-- Material provided start --

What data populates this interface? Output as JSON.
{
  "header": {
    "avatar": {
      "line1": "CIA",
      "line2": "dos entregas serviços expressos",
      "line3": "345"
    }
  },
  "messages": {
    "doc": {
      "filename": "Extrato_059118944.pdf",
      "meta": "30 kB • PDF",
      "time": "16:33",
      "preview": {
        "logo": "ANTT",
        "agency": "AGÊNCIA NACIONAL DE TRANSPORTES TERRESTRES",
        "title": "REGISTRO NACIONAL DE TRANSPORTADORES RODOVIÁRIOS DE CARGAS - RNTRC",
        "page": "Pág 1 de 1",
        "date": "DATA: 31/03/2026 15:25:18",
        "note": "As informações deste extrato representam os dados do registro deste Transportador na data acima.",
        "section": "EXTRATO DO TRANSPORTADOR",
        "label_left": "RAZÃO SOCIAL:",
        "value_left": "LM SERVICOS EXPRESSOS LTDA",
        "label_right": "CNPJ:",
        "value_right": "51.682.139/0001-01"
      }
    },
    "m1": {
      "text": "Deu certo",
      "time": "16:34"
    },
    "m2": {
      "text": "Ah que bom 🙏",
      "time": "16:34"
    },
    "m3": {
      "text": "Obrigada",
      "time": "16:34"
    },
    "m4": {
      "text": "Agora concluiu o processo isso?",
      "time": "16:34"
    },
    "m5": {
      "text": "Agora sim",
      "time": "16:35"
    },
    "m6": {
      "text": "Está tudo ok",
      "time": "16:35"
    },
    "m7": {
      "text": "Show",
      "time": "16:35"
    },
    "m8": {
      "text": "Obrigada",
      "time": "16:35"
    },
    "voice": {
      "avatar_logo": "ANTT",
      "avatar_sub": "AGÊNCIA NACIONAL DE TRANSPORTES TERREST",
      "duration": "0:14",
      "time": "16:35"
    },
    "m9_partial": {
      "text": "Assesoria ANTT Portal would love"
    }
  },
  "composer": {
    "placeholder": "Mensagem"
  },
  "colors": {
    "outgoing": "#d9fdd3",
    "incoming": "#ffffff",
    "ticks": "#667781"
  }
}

-- Material provided end --

- [The task]
Pick out the lines containing the word "text" and show them.

- [In response]
      "text": "Deu certo",
      "text": "Ah que bom 🙏",
      "text": "Obrigada",
      "text": "Agora concluiu o processo isso?",
      "text": "Agora sim",
      "text": "Está tudo ok",
      "text": "Show",
      "text": "Obrigada",
      "text": "Assesoria ANTT Portal would love"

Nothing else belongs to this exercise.